[Set problem]
Find the string "Estimates" and gather every line that holds it.

○ ○ ○ ○ ○

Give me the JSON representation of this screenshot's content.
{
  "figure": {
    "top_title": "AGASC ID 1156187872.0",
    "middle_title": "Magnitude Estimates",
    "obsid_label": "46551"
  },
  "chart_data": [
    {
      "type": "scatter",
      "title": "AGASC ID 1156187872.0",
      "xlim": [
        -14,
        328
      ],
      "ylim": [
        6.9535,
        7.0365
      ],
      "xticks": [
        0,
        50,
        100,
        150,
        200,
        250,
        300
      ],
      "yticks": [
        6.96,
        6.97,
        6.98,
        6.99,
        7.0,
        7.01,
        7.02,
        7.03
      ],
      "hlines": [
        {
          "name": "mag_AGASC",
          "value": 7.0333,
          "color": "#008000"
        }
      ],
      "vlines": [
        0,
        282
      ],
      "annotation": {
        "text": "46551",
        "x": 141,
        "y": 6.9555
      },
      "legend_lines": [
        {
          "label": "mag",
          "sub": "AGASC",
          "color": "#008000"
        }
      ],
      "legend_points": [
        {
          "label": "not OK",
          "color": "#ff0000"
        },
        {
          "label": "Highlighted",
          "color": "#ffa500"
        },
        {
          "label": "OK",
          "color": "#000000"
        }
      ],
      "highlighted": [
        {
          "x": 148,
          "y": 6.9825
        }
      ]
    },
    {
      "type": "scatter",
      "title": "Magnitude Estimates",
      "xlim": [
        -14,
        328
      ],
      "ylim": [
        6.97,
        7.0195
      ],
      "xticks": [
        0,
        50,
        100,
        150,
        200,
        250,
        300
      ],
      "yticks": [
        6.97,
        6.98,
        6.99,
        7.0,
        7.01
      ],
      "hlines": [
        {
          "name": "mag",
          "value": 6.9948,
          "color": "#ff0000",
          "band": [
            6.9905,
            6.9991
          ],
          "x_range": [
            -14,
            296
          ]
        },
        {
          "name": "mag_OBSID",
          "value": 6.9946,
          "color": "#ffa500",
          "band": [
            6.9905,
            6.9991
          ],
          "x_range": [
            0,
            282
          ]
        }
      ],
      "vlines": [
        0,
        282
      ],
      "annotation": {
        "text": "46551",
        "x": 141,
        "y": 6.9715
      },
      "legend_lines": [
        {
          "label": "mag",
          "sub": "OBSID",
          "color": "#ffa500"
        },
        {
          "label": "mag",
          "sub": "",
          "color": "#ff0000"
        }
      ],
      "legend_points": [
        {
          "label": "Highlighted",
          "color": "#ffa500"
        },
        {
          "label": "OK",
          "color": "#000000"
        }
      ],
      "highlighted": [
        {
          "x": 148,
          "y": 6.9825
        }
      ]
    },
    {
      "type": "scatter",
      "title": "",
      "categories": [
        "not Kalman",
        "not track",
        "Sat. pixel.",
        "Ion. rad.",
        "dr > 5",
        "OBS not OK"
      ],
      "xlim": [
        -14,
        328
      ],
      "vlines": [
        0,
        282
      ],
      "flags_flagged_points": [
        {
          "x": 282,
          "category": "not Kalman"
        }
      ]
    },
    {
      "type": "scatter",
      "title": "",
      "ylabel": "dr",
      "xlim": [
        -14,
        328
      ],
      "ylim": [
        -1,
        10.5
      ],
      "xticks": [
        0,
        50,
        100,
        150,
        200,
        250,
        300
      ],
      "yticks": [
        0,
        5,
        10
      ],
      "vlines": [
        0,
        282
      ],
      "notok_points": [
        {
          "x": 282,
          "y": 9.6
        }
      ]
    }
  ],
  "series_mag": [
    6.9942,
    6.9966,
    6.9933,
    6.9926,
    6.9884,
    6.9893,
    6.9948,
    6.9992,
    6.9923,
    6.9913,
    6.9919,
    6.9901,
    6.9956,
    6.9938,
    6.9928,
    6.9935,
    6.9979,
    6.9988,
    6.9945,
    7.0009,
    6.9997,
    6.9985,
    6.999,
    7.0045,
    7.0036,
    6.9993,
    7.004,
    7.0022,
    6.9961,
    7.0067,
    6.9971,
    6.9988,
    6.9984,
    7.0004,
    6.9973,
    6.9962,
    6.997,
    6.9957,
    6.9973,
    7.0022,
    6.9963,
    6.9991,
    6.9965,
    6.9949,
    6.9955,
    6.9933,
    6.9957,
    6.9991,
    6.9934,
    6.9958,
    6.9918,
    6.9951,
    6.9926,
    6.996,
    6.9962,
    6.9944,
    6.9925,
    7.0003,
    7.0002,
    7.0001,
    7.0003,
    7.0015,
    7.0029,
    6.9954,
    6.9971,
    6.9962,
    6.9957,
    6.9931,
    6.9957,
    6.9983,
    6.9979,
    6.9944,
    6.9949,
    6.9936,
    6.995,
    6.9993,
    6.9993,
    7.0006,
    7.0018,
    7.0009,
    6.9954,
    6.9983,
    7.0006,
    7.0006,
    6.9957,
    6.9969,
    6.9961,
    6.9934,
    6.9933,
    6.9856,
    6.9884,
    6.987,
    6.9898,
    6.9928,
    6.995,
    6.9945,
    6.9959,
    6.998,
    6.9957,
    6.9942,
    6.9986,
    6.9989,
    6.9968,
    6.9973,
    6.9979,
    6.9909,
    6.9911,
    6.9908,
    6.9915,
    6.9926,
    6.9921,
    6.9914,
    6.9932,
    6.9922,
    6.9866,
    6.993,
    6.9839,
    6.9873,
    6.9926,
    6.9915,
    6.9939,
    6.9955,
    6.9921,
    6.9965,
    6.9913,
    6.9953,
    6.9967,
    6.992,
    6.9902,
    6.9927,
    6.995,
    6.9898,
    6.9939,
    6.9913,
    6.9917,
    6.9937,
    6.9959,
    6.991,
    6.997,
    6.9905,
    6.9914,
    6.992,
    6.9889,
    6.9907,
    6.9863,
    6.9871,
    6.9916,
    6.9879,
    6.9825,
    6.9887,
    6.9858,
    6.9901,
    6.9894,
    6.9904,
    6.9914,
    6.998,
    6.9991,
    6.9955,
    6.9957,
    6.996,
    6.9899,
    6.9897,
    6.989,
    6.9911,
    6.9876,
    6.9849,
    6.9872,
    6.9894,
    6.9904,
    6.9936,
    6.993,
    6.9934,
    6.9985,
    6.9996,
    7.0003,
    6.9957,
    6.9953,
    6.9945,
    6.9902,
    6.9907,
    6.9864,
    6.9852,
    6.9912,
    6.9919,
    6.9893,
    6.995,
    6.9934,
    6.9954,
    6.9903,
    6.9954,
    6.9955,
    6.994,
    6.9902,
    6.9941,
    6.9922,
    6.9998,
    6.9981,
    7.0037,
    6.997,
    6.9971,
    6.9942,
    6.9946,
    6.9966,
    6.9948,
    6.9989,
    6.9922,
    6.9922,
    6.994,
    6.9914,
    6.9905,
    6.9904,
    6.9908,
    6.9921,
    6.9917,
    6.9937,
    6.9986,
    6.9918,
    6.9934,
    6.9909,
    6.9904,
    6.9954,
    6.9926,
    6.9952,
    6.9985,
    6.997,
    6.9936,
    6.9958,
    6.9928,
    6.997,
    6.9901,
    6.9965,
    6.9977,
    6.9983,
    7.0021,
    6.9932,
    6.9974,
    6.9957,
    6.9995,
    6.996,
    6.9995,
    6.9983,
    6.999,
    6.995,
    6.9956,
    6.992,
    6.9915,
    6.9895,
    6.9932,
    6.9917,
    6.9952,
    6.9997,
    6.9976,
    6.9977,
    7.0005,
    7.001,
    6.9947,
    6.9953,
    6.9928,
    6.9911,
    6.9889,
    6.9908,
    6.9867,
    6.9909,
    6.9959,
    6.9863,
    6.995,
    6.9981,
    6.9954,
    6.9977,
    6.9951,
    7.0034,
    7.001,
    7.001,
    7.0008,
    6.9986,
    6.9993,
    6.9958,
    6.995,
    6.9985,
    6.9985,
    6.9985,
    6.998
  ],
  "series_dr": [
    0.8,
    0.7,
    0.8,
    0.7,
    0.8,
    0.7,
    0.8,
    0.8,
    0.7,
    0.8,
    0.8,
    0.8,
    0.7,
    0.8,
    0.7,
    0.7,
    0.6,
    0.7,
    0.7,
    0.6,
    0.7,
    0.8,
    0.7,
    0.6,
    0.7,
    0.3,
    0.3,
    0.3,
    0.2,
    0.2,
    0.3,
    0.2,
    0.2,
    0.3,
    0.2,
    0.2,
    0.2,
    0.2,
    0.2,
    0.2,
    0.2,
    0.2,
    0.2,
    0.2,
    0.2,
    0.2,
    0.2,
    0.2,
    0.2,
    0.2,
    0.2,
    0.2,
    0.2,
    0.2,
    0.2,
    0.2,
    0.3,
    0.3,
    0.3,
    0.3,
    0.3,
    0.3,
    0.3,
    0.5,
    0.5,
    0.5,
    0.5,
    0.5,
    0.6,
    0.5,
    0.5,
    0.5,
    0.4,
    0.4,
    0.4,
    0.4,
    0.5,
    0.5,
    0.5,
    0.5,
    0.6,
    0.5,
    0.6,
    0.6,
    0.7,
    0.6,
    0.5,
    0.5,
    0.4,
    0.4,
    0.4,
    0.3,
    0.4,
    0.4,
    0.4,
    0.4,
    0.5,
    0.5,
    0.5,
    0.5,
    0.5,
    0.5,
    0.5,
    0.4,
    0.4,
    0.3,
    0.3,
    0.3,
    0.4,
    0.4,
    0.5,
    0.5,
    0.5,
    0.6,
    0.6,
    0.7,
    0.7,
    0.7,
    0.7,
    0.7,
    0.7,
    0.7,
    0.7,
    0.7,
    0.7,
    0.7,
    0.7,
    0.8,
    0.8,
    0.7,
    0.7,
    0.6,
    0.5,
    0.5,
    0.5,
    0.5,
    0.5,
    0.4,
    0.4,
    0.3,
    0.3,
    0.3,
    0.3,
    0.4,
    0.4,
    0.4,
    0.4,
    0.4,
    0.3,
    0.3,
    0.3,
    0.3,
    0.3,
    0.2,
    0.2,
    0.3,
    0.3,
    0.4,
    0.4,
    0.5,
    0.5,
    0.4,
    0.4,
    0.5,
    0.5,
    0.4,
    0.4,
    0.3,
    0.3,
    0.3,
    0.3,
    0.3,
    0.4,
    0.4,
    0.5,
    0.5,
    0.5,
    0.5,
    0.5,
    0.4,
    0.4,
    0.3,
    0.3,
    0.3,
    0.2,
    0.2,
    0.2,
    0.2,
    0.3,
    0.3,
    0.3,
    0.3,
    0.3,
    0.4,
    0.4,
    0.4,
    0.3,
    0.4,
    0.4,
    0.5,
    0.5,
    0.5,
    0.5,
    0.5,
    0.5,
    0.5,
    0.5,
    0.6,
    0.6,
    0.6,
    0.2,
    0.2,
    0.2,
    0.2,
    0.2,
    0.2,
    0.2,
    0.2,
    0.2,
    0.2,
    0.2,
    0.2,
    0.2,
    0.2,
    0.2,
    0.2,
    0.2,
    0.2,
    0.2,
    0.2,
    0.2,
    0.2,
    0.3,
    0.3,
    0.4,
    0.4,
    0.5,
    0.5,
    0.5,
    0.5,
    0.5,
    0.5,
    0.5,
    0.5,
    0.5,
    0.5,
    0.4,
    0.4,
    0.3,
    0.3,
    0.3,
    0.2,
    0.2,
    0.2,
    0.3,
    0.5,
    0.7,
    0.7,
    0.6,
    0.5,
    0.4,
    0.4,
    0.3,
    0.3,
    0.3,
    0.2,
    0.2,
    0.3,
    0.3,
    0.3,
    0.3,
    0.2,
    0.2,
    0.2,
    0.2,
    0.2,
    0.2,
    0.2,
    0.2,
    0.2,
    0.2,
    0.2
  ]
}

○ ○ ○ ○ ○

[Final answer]
    "middle_title": "Magnitude Estimates",
      "title": "Magnitude Estimates",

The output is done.